**What the exercise asks**
Write out the data below in full. Keep it exact.

**Records for this task**
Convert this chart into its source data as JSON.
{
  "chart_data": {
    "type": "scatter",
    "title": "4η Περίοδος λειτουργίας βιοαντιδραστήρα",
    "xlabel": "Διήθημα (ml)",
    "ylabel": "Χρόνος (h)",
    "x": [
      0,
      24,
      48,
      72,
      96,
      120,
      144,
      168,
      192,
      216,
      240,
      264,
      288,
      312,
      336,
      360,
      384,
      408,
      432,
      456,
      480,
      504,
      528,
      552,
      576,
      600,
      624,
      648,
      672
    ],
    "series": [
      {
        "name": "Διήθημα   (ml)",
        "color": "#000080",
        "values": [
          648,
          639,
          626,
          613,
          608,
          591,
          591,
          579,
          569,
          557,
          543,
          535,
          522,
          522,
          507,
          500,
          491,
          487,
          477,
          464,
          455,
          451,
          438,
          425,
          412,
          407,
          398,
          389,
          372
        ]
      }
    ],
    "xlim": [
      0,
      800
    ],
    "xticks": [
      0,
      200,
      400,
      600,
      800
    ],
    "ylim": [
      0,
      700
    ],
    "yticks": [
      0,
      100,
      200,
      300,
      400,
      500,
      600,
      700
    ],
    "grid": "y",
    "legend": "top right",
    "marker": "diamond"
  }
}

**Result of the exercise**
Convert this chart into its source data as JSON.
{
  "chart_data": {
    "type": "scatter",
    "title": "4η Περίοδος λειτουργίας βιοαντιδραστήρα",
    "xlabel": "Διήθημα (ml)",
    "ylabel": "Χρόνος (h)",
    "x": [
      0,
      24,
      48,
      72,
      96,
      120,
      144,
      168,
      192,
      216,
      240,
      264,
      288,
      312,
      336,
      360,
      384,
      408,
      432,
      456,
      480,
      504,
      528,
      552,
      576,
      600,
      624,
      648,
      672
    ],
    "series": [
      {
        "name": "Διήθημα   (ml)",
        "color": "#000080",
        "values": [
          648,
          639,
          626,
          613,
          608,
          591,
          591,
          579,
          569,
          557,
          543,
          535,
          522,
          522,
          507,
          500,
          491,
          487,
          477,
          464,
          455,
          451,
          438,
          425,
          412,
          407,
          398,
          389,
          372
        ]
      }
    ],
    "xlim": [
      0,
      800
    ],
    "xticks": [
      0,
      200,
      400,
      600,
      800
    ],
    "ylim": [
      0,
      700
    ],
    "yticks": [
      0,
      100,
      200,
      300,
      400,
      500,
      600,
      700
    ],
    "grid": "y",
    "legend": "top right",
    "marker": "diamond"
  }
}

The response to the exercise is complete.